## Exercise directions
In the data below, find each line containing the string "within" and return it.
--- start of Rows ---
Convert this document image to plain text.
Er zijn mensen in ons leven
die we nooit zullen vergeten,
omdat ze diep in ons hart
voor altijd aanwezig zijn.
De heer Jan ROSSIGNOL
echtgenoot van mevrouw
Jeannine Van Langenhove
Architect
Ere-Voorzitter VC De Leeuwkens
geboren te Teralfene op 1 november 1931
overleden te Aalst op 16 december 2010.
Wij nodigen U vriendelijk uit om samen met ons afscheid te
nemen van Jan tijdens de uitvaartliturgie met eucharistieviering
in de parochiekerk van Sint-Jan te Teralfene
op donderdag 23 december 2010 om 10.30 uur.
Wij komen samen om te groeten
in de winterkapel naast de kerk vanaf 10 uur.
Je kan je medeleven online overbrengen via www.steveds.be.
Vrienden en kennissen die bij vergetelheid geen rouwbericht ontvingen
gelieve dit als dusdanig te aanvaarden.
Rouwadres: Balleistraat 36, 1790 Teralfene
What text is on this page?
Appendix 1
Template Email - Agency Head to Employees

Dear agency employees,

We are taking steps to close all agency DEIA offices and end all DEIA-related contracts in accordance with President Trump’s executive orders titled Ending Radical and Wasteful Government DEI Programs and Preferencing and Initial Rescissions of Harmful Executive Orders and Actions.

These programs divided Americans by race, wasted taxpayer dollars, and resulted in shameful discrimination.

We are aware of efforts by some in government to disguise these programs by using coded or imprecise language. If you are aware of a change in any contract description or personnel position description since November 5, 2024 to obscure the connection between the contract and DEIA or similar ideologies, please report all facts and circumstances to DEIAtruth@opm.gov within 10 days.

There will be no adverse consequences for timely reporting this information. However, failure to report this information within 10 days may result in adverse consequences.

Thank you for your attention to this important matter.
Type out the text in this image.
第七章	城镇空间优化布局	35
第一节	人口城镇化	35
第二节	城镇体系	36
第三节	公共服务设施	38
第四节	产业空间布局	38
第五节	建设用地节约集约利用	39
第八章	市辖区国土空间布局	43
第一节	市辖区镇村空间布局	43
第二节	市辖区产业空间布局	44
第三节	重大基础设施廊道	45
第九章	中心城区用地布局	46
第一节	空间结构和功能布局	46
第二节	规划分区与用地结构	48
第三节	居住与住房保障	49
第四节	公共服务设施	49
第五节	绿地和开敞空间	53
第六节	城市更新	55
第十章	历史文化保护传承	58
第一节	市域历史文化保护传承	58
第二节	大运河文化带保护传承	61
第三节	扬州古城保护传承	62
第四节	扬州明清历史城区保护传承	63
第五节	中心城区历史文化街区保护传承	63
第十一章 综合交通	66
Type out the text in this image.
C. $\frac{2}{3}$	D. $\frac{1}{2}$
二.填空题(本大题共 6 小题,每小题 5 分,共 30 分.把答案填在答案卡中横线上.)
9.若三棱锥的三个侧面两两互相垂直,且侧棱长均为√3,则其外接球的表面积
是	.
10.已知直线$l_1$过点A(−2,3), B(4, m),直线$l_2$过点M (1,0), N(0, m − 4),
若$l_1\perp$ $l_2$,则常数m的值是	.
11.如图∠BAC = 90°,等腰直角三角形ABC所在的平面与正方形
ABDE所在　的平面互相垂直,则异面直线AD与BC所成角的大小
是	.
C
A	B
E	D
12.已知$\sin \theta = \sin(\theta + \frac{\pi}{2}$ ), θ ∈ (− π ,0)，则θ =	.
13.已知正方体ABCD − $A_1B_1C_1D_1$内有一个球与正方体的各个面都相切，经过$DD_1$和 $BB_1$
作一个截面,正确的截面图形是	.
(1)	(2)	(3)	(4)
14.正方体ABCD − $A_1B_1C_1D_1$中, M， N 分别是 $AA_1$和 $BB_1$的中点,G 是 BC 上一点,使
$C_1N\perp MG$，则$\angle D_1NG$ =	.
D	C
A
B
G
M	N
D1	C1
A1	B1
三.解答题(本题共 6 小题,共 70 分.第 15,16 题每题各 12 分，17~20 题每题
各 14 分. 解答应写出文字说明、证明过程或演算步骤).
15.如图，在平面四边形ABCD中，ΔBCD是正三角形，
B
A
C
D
--- end of Rows ---
## Exercise output
We are aware of efforts by some in government to disguise these programs by using coded or imprecise language. If you are aware of a change in any contract description or personnel position description since November 5, 2024 to obscure the connection between the contract and DEIA or similar ideologies, please report all facts and circumstances to DEIAtruth@opm.gov within 10 days.
There will be no adverse consequences for timely reporting this information. However, failure to report this information within 10 days may result in adverse consequences.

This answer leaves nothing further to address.